What needs to be done:
Find the string "Million" and gather every line that holds it.

Data rows:
------------------------------------

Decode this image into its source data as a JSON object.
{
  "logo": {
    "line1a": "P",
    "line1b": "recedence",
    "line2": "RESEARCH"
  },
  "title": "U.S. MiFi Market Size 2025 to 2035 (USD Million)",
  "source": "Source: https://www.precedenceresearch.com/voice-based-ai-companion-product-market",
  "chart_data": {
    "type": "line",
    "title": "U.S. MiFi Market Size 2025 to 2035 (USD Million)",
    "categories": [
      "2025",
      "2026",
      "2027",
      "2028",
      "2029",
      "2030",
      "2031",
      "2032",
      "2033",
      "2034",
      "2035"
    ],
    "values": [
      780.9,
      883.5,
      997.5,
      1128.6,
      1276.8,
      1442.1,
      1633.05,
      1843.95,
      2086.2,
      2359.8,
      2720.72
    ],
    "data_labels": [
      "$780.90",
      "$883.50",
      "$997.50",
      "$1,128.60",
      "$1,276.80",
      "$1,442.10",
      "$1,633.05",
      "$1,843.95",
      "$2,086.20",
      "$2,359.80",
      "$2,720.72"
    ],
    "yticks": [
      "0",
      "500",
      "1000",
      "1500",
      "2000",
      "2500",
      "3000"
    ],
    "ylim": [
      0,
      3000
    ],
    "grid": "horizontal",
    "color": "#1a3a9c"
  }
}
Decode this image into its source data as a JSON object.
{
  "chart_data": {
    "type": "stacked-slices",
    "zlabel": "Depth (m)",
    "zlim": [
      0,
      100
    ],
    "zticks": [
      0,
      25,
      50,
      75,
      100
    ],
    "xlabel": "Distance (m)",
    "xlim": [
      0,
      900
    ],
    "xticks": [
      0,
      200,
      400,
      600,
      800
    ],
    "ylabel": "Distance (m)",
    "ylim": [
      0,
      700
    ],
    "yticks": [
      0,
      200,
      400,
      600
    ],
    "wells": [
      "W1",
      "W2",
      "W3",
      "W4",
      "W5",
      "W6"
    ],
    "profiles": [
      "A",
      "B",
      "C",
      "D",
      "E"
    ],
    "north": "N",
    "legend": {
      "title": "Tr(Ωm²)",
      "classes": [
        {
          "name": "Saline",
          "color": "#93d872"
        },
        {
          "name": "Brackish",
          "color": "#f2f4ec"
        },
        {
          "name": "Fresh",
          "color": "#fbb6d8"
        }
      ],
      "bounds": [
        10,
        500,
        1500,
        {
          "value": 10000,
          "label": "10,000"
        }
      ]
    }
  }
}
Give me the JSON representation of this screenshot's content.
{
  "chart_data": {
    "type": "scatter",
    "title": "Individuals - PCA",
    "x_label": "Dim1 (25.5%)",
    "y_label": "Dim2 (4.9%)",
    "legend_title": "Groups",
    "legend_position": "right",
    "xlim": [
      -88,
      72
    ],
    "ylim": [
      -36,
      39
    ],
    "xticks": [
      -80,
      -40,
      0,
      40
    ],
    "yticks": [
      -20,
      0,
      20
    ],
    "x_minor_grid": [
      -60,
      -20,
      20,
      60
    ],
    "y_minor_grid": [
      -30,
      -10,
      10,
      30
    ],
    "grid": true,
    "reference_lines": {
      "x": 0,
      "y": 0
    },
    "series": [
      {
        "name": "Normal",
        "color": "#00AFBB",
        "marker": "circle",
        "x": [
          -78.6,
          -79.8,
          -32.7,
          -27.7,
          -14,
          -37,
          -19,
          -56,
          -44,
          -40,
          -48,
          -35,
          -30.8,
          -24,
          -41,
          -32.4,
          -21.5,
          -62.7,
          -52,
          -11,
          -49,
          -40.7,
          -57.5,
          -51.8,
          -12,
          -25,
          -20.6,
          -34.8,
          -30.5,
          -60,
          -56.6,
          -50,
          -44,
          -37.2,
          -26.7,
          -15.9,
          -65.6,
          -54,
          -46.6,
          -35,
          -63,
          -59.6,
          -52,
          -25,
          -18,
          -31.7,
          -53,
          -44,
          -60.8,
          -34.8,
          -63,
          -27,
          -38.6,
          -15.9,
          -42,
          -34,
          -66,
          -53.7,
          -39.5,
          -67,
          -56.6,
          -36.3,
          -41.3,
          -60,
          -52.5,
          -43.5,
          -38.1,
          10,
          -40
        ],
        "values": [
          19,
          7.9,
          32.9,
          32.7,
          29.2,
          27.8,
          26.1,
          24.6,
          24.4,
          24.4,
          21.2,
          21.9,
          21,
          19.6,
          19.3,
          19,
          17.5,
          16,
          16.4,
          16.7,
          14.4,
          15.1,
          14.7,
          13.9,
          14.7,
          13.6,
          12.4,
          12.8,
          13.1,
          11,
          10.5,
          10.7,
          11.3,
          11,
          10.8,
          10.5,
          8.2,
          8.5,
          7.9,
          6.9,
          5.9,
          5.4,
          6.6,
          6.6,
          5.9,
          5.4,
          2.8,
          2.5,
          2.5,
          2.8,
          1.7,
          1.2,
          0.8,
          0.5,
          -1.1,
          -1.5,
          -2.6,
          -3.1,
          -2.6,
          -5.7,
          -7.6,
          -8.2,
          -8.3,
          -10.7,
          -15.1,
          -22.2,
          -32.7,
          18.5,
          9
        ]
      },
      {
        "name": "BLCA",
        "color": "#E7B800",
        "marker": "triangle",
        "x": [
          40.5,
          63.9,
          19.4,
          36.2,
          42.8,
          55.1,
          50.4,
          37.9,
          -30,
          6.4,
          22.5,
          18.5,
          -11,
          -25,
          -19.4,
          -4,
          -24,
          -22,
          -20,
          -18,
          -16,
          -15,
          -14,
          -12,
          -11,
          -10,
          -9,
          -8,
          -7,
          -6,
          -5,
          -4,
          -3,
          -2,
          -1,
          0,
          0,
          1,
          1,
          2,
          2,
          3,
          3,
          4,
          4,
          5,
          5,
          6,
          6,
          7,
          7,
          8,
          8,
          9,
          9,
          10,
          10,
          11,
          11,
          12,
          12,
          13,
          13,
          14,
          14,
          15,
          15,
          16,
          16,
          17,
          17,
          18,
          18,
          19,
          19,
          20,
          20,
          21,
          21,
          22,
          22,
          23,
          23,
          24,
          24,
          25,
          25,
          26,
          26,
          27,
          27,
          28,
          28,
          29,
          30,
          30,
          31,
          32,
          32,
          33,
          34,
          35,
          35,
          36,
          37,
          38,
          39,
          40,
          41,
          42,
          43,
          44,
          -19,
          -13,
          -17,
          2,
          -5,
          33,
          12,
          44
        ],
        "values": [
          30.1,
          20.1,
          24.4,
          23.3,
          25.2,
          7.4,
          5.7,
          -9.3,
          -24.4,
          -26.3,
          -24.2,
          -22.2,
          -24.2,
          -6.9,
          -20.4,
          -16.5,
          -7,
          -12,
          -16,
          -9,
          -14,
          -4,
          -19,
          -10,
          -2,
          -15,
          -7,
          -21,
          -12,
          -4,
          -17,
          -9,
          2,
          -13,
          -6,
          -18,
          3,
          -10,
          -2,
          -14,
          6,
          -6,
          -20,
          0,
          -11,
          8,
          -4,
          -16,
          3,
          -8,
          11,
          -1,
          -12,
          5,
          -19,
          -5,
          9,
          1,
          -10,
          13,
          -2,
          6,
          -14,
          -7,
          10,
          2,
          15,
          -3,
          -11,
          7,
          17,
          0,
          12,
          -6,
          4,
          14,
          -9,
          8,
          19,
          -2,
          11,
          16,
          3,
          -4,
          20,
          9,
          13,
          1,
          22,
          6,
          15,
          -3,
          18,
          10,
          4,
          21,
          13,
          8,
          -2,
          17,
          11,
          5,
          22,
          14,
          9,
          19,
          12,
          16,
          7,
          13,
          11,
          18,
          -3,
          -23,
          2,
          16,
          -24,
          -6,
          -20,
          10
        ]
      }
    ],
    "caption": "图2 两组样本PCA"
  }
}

------------------------------------

Correct answer:
  "title": "U.S. MiFi Market Size 2025 to 2035 (USD Million)",
    "title": "U.S. MiFi Market Size 2025 to 2035 (USD Million)",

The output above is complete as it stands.